▸ PROBLEM: Transcribe the whole listing below without changing a word, but leave out every image.

■ ■ ■ ■

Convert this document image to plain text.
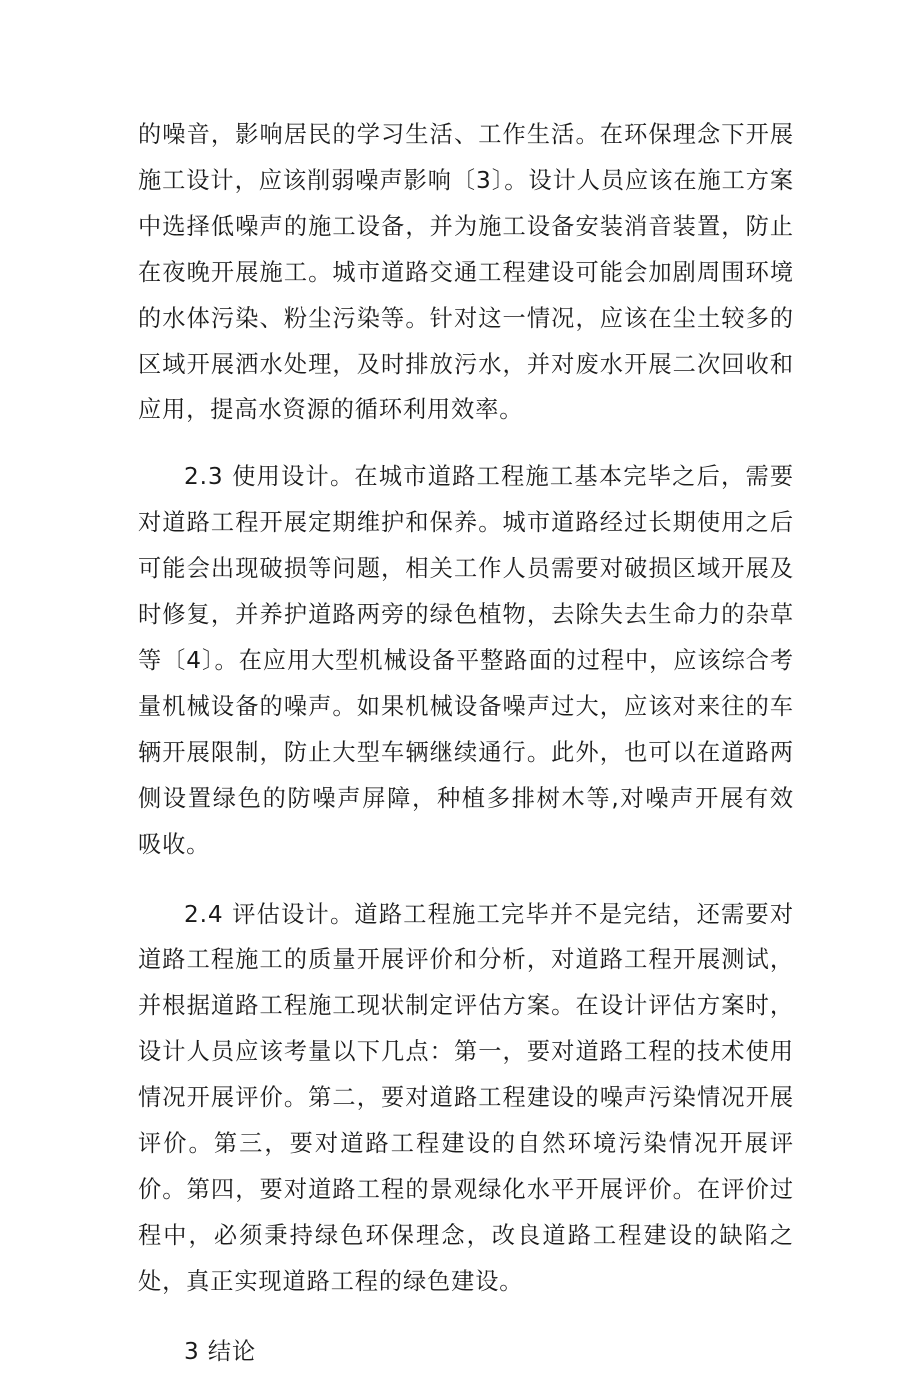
的噪音，影响居民的学习生活、工作生活。在环保理念下开展施工设计，应该削弱噪声影响〔3〕。设计人员应该在施工方案中选择低噪声的施工设备，并为施工设备安装消音装置，防止在夜晚开展施工。城市道路交通工程建设可能会加剧周围环境的水体污染、粉尘污染等。针对这一情况，应该在尘土较多的区域开展洒水处理，及时排放污水，并对废水开展二次回收和应用，提高水资源的循环利用效率。

2.3 使用设计。在城市道路工程施工基本完毕之后，需要对道路工程开展定期维护和保养。城市道路经过长期使用之后可能会出现破损等问题，相关工作人员需要对破损区域开展及时修复，并养护道路两旁的绿色植物，去除失去生命力的杂草等〔4〕。在应用大型机械设备平整路面的过程中，应该综合考量机械设备的噪声。如果机械设备噪声过大，应该对来往的车辆开展限制，防止大型车辆继续通行。此外，也可以在道路两侧设置绿色的防噪声屏障，种植多排树木等,对噪声开展有效吸收。

2.4 评估设计。道路工程施工完毕并不是完结，还需要对道路工程施工的质量开展评价和分析，对道路工程开展测试，并根据道路工程施工现状制定评估方案。在设计评估方案时，设计人员应该考量以下几点：第一，要对道路工程的技术使用情况开展评价。第二，要对道路工程建设的噪声污染情况开展评价。第三，要对道路工程建设的自然环境污染情况开展评价。第四，要对道路工程的景观绿化水平开展评价。在评价过程中，必须秉持绿色环保理念，改良道路工程建设的缺陷之处，真正实现道路工程的绿色建设。

3 结论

■ ■ ■ ■

▸ EXERCISE RESPONSE:
Convert this document image to plain text.
的噪音，影响居民的学习生活、工作生活。在环保理念下开展施工设计，应该削弱噪声影响〔3〕。设计人员应该在施工方案中选择低噪声的施工设备，并为施工设备安装消音装置，防止在夜晚开展施工。城市道路交通工程建设可能会加剧周围环境的水体污染、粉尘污染等。针对这一情况，应该在尘土较多的区域开展洒水处理，及时排放污水，并对废水开展二次回收和应用，提高水资源的循环利用效率。

2.3 使用设计。在城市道路工程施工基本完毕之后，需要对道路工程开展定期维护和保养。城市道路经过长期使用之后可能会出现破损等问题，相关工作人员需要对破损区域开展及时修复，并养护道路两旁的绿色植物，去除失去生命力的杂草等〔4〕。在应用大型机械设备平整路面的过程中，应该综合考量机械设备的噪声。如果机械设备噪声过大，应该对来往的车辆开展限制，防止大型车辆继续通行。此外，也可以在道路两侧设置绿色的防噪声屏障，种植多排树木等,对噪声开展有效吸收。

2.4 评估设计。道路工程施工完毕并不是完结，还需要对道路工程施工的质量开展评价和分析，对道路工程开展测试，并根据道路工程施工现状制定评估方案。在设计评估方案时，设计人员应该考量以下几点：第一，要对道路工程的技术使用情况开展评价。第二，要对道路工程建设的噪声污染情况开展评价。第三，要对道路工程建设的自然环境污染情况开展评价。第四，要对道路工程的景观绿化水平开展评价。在评价过程中，必须秉持绿色环保理念，改良道路工程建设的缺陷之处，真正实现道路工程的绿色建设。

3 结论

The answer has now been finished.